#### What is being asked:
Return the listing below in full, with every line exactly as it is.

(Figure record listings)

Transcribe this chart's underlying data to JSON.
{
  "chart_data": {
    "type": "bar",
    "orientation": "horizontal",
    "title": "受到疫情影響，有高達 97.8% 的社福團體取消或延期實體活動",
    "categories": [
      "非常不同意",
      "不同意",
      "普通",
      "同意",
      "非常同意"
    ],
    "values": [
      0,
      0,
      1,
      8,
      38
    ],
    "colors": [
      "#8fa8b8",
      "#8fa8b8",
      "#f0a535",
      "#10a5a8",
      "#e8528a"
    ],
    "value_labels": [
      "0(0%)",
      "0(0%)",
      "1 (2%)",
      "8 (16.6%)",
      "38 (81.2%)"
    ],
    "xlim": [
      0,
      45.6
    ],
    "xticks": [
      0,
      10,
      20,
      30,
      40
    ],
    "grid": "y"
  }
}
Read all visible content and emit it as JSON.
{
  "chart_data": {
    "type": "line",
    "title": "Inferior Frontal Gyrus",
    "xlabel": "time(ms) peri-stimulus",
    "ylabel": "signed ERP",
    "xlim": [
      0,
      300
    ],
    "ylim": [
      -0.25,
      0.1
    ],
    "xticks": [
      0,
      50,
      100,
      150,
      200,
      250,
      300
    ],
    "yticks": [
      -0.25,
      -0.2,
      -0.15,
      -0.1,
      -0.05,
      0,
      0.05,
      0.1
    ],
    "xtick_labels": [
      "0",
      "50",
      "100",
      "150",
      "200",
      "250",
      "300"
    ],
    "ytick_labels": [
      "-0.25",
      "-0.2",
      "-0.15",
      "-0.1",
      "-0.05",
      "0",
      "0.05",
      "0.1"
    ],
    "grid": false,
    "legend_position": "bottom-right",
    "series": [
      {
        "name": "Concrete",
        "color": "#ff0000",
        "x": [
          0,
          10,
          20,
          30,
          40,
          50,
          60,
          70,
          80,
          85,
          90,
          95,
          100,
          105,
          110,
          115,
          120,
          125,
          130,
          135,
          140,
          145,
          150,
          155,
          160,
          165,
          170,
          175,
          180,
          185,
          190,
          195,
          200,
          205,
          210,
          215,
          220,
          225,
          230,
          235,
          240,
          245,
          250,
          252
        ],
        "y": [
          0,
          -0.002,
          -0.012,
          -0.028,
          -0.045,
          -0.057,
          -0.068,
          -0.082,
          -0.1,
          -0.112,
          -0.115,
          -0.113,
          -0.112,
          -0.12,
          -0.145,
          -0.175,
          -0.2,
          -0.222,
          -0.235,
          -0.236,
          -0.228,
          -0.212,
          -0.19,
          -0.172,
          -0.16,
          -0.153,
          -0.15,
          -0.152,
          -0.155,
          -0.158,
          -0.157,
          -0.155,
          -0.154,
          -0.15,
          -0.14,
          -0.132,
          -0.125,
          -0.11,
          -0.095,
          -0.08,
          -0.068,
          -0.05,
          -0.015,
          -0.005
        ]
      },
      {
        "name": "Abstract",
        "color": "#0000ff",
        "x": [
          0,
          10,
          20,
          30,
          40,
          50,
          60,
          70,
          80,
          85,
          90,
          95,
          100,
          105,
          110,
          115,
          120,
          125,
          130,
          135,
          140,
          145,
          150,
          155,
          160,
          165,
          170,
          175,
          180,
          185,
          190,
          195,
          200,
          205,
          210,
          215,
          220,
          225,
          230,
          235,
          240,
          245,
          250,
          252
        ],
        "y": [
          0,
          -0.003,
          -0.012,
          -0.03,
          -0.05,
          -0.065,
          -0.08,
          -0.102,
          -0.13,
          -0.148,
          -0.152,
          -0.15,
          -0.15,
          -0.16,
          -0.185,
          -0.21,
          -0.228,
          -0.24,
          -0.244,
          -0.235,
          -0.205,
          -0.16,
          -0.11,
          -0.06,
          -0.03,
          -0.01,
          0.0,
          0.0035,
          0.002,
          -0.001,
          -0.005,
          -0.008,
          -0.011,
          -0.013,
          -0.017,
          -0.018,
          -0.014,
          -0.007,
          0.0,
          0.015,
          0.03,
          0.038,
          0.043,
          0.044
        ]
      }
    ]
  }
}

#### In response:
Transcribe this chart's underlying data to JSON.
{
  "chart_data": {
    "type": "bar",
    "orientation": "horizontal",
    "title": "受到疫情影響，有高達 97.8% 的社福團體取消或延期實體活動",
    "categories": [
      "非常不同意",
      "不同意",
      "普通",
      "同意",
      "非常同意"
    ],
    "values": [
      0,
      0,
      1,
      8,
      38
    ],
    "colors": [
      "#8fa8b8",
      "#8fa8b8",
      "#f0a535",
      "#10a5a8",
      "#e8528a"
    ],
    "value_labels": [
      "0(0%)",
      "0(0%)",
      "1 (2%)",
      "8 (16.6%)",
      "38 (81.2%)"
    ],
    "xlim": [
      0,
      45.6
    ],
    "xticks": [
      0,
      10,
      20,
      30,
      40
    ],
    "grid": "y"
  }
}
Read all visible content and emit it as JSON.
{
  "chart_data": {
    "type": "line",
    "title": "Inferior Frontal Gyrus",
    "xlabel": "time(ms) peri-stimulus",
    "ylabel": "signed ERP",
    "xlim": [
      0,
      300
    ],
    "ylim": [
      -0.25,
      0.1
    ],
    "xticks": [
      0,
      50,
      100,
      150,
      200,
      250,
      300
    ],
    "yticks": [
      -0.25,
      -0.2,
      -0.15,
      -0.1,
      -0.05,
      0,
      0.05,
      0.1
    ],
    "xtick_labels": [
      "0",
      "50",
      "100",
      "150",
      "200",
      "250",
      "300"
    ],
    "ytick_labels": [
      "-0.25",
      "-0.2",
      "-0.15",
      "-0.1",
      "-0.05",
      "0",
      "0.05",
      "0.1"
    ],
    "grid": false,
    "legend_position": "bottom-right",
    "series": [
      {
        "name": "Concrete",
        "color": "#ff0000",
        "x": [
          0,
          10,
          20,
          30,
          40,
          50,
          60,
          70,
          80,
          85,
          90,
          95,
          100,
          105,
          110,
          115,
          120,
          125,
          130,
          135,
          140,
          145,
          150,
          155,
          160,
          165,
          170,
          175,
          180,
          185,
          190,
          195,
          200,
          205,
          210,
          215,
          220,
          225,
          230,
          235,
          240,
          245,
          250,
          252
        ],
        "y": [
          0,
          -0.002,
          -0.012,
          -0.028,
          -0.045,
          -0.057,
          -0.068,
          -0.082,
          -0.1,
          -0.112,
          -0.115,
          -0.113,
          -0.112,
          -0.12,
          -0.145,
          -0.175,
          -0.2,
          -0.222,
          -0.235,
          -0.236,
          -0.228,
          -0.212,
          -0.19,
          -0.172,
          -0.16,
          -0.153,
          -0.15,
          -0.152,
          -0.155,
          -0.158,
          -0.157,
          -0.155,
          -0.154,
          -0.15,
          -0.14,
          -0.132,
          -0.125,
          -0.11,
          -0.095,
          -0.08,
          -0.068,
          -0.05,
          -0.015,
          -0.005
        ]
      },
      {
        "name": "Abstract",
        "color": "#0000ff",
        "x": [
          0,
          10,
          20,
          30,
          40,
          50,
          60,
          70,
          80,
          85,
          90,
          95,
          100,
          105,
          110,
          115,
          120,
          125,
          130,
          135,
          140,
          145,
          150,
          155,
          160,
          165,
          170,
          175,
          180,
          185,
          190,
          195,
          200,
          205,
          210,
          215,
          220,
          225,
          230,
          235,
          240,
          245,
          250,
          252
        ],
        "y": [
          0,
          -0.003,
          -0.012,
          -0.03,
          -0.05,
          -0.065,
          -0.08,
          -0.102,
          -0.13,
          -0.148,
          -0.152,
          -0.15,
          -0.15,
          -0.16,
          -0.185,
          -0.21,
          -0.228,
          -0.24,
          -0.244,
          -0.235,
          -0.205,
          -0.16,
          -0.11,
          -0.06,
          -0.03,
          -0.01,
          0.0,
          0.0035,
          0.002,
          -0.001,
          -0.005,
          -0.008,
          -0.011,
          -0.013,
          -0.017,
          -0.018,
          -0.014,
          -0.007,
          0.0,
          0.015,
          0.03,
          0.038,
          0.043,
          0.044
        ]
      }
    ]
  }
}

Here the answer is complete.